→ **To do**:
Scan the lines below for the string "natural" and copy every one that has it.
start The data
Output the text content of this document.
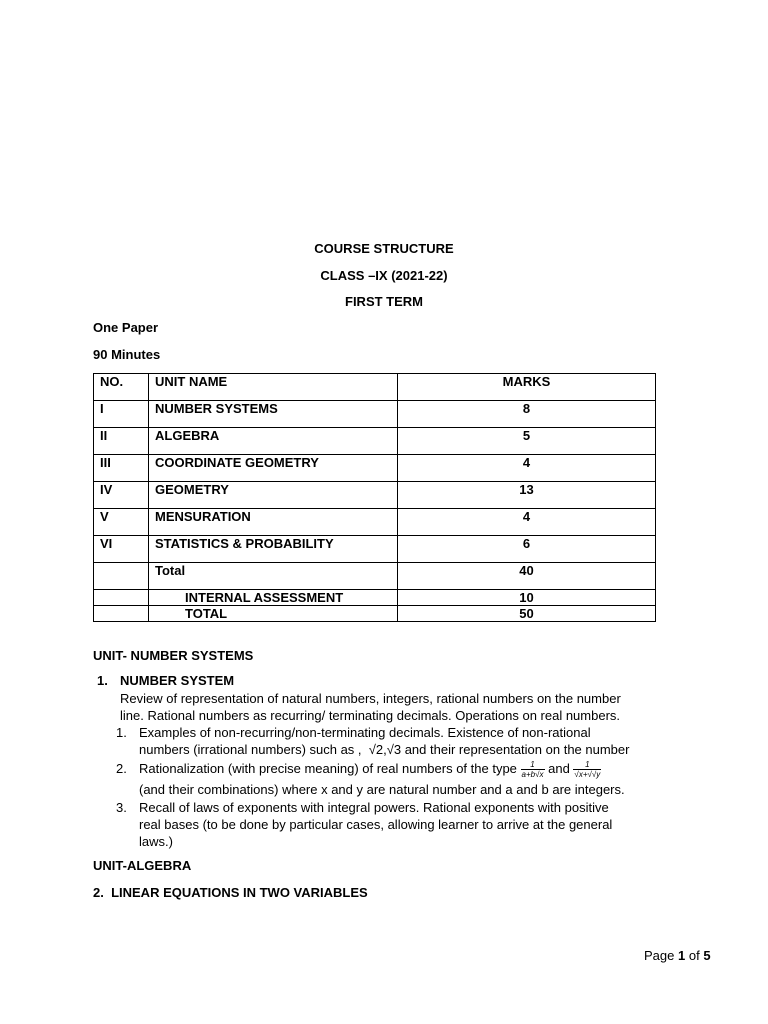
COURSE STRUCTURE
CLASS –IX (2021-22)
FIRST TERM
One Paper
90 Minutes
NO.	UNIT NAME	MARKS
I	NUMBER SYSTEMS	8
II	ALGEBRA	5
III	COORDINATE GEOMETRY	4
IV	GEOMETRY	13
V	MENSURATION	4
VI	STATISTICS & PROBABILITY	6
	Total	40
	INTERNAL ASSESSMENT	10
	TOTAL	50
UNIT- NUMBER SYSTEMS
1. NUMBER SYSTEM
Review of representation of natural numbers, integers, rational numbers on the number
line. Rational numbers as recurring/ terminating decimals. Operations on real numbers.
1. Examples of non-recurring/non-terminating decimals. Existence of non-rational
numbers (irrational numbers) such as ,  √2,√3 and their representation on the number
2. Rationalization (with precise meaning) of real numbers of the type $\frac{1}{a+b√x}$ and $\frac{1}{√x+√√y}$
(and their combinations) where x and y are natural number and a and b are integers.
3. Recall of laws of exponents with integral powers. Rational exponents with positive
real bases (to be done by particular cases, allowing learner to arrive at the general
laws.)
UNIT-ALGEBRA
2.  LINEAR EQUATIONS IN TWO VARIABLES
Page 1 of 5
end The data
→ **Right answer**:
Review of representation of natural numbers, integers, rational numbers on the number
(and their combinations) where x and y are natural number and a and b are integers.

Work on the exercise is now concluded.